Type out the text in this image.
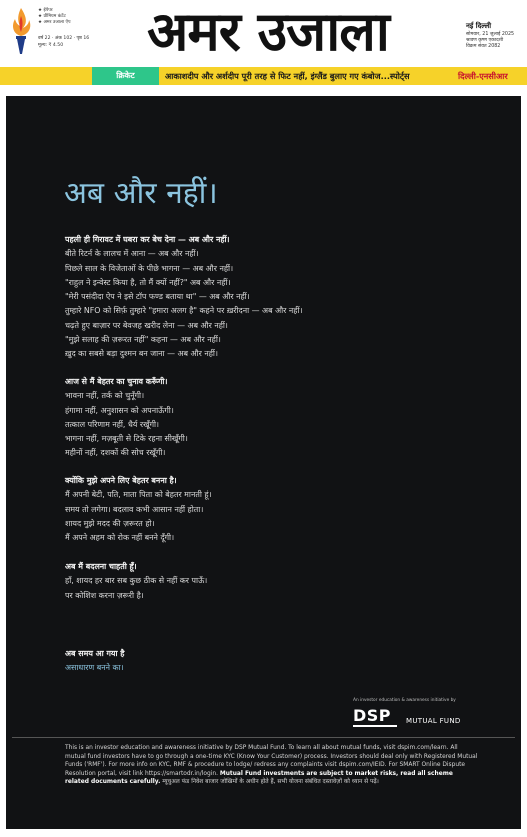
★ ईपेपर
★ प्रीमियम कंटेंट
★ अमर उजाला ऐप
वर्ष 22 · अंक 102 · पृष्ठ 16
मूल्य: ₹ 4.50	अमर उजाला	नई दिल्ली
सोमवार, 21 जुलाई 2025
श्रावण कृष्ण एकादशी
विक्रम संवत 2082
क्रिकेट	आकाशदीप और अर्शदीप पूरी तरह से फिट नहीं, इंग्लैंड बुलाए गए कंबोज...स्पोर्ट्स	दिल्ली-एनसीआर
अब और नहीं।
पहली ही गिरावट में घबरा कर बेच देना — अब और नहीं।
बीते रिटर्न के लालच में आना — अब और नहीं।
पिछले साल के विजेताओं के पीछे भागना — अब और नहीं।
"राहुल ने इन्वेस्ट किया है, तो मैं क्यों नहीं?" अब और नहीं।
"मेरी पसंदीदा ऐप ने इसे टॉप फण्ड बताया था" — अब और नहीं।
तुम्हारे NFO को सिर्फ़ तुम्हारे "हमारा अलग है" कहने पर ख़रीदना — अब और नहीं।
चढ़ते हुए बाज़ार पर बेवजह खरीद लेना — अब और नहीं।
"मुझे सलाह की ज़रूरत नहीं" कहना — अब और नहीं।
ख़ुद का सबसे बड़ा दुश्मन बन जाना — अब और नहीं।
आज से मैं बेहतर का चुनाव करूँगी।
भावना नहीं, तर्क को चुनूँगी।
हंगामा नहीं, अनुशासन को अपनाऊँगी।
तत्काल परिणाम नहीं, धैर्य रखूँगी।
भागना नहीं, मज़बूती से टिके रहना सीखूँगी।
महीनों नहीं, दशकों की सोच रखूँगी।
क्योंकि मुझे अपने लिए बेहतर बनना है।
मैं अपनी बेटी, पति, माता पिता को बेहतर मानती हूं।
समय तो लगेगा। बदलाव कभी आसान नहीं होता।
शायद मुझे मदद की ज़रूरत हो।
मैं अपने अहम को रोक नहीं बनने दूँगी।
अब मैं बदलना चाहती हूँ।
हाँ, शायद हर बार सब कुछ ठीक से नहीं कर पाऊँ।
पर कोशिश करना ज़रूरी है।
अब समय आ गया है
असाधारण बनने का।
An investor education & awareness initiative by
DSP MUTUAL FUND
This is an investor education and awareness initiative by DSP Mutual Fund. To learn all about mutual funds, visit dspim.com/learn. All mutual fund investors have to go through a one-time KYC (Know Your Customer) process. Investors should deal only with Registered Mutual Funds ('RMF'). For more info on KYC, RMF & procedure to lodge/ redress any complaints visit dspim.com/IEID. For SMART Online Dispute Resolution portal, visit link https://smartodr.in/login. Mutual Fund investments are subject to market risks, read all scheme related documents carefully. म्यूचुअल फंड निवेश बाजार जोखिमों के अधीन होते हैं, सभी योजना संबंधित दस्तावेज़ों को ध्यान से पढ़ें।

◇ ◇ ◇ ◇ ◇

Short problem: Go through the data above and transcribe it in full, omitting any image.

Solution to the exercise:
Type out the text in this image.
★ ईपेपर
★ प्रीमियम कंटेंट
★ अमर उजाला ऐप
वर्ष 22 · अंक 102 · पृष्ठ 16
मूल्य: ₹ 4.50	अमर उजाला	नई दिल्ली
सोमवार, 21 जुलाई 2025
श्रावण कृष्ण एकादशी
विक्रम संवत 2082
क्रिकेट	आकाशदीप और अर्शदीप पूरी तरह से फिट नहीं, इंग्लैंड बुलाए गए कंबोज...स्पोर्ट्स	दिल्ली-एनसीआर
अब और नहीं।
पहली ही गिरावट में घबरा कर बेच देना — अब और नहीं।
बीते रिटर्न के लालच में आना — अब और नहीं।
पिछले साल के विजेताओं के पीछे भागना — अब और नहीं।
"राहुल ने इन्वेस्ट किया है, तो मैं क्यों नहीं?" अब और नहीं।
"मेरी पसंदीदा ऐप ने इसे टॉप फण्ड बताया था" — अब और नहीं।
तुम्हारे NFO को सिर्फ़ तुम्हारे "हमारा अलग है" कहने पर ख़रीदना — अब और नहीं।
चढ़ते हुए बाज़ार पर बेवजह खरीद लेना — अब और नहीं।
"मुझे सलाह की ज़रूरत नहीं" कहना — अब और नहीं।
ख़ुद का सबसे बड़ा दुश्मन बन जाना — अब और नहीं।
आज से मैं बेहतर का चुनाव करूँगी।
भावना नहीं, तर्क को चुनूँगी।
हंगामा नहीं, अनुशासन को अपनाऊँगी।
तत्काल परिणाम नहीं, धैर्य रखूँगी।
भागना नहीं, मज़बूती से टिके रहना सीखूँगी।
महीनों नहीं, दशकों की सोच रखूँगी।
क्योंकि मुझे अपने लिए बेहतर बनना है।
मैं अपनी बेटी, पति, माता पिता को बेहतर मानती हूं।
समय तो लगेगा। बदलाव कभी आसान नहीं होता।
शायद मुझे मदद की ज़रूरत हो।
मैं अपने अहम को रोक नहीं बनने दूँगी।
अब मैं बदलना चाहती हूँ।
हाँ, शायद हर बार सब कुछ ठीक से नहीं कर पाऊँ।
पर कोशिश करना ज़रूरी है।
अब समय आ गया है
असाधारण बनने का।
An investor education & awareness initiative by
DSP MUTUAL FUND
This is an investor education and awareness initiative by DSP Mutual Fund. To learn all about mutual funds, visit dspim.com/learn. All mutual fund investors have to go through a one-time KYC (Know Your Customer) process. Investors should deal only with Registered Mutual Funds ('RMF'). For more info on KYC, RMF & procedure to lodge/ redress any complaints visit dspim.com/IEID. For SMART Online Dispute Resolution portal, visit link https://smartodr.in/login. Mutual Fund investments are subject to market risks, read all scheme related documents carefully. म्यूचुअल फंड निवेश बाजार जोखिमों के अधीन होते हैं, सभी योजना संबंधित दस्तावेज़ों को ध्यान से पढ़ें।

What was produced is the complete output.